• _TASK REQUIREMENTS_:
Retype all of the data exactly as given.

Extracts from a graphics dataset:
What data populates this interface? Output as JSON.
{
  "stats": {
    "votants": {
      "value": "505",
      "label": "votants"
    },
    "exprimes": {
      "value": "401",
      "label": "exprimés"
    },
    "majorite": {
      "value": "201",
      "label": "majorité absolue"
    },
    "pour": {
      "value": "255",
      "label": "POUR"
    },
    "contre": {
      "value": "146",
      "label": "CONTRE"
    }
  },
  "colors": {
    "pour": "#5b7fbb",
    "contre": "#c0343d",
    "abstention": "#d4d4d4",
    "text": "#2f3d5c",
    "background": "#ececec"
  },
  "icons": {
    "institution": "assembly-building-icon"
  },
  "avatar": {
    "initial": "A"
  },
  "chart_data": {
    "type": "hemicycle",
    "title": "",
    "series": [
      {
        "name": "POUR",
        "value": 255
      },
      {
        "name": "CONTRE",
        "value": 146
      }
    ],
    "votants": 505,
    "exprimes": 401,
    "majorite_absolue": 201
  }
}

• _EXERCISE SOLUTION_:
What data populates this interface? Output as JSON.
{
  "stats": {
    "votants": {
      "value": "505",
      "label": "votants"
    },
    "exprimes": {
      "value": "401",
      "label": "exprimés"
    },
    "majorite": {
      "value": "201",
      "label": "majorité absolue"
    },
    "pour": {
      "value": "255",
      "label": "POUR"
    },
    "contre": {
      "value": "146",
      "label": "CONTRE"
    }
  },
  "colors": {
    "pour": "#5b7fbb",
    "contre": "#c0343d",
    "abstention": "#d4d4d4",
    "text": "#2f3d5c",
    "background": "#ececec"
  },
  "icons": {
    "institution": "assembly-building-icon"
  },
  "avatar": {
    "initial": "A"
  },
  "chart_data": {
    "type": "hemicycle",
    "title": "",
    "series": [
      {
        "name": "POUR",
        "value": 255
      },
      {
        "name": "CONTRE",
        "value": 146
      }
    ],
    "votants": 505,
    "exprimes": 401,
    "majorite_absolue": 201
  }
}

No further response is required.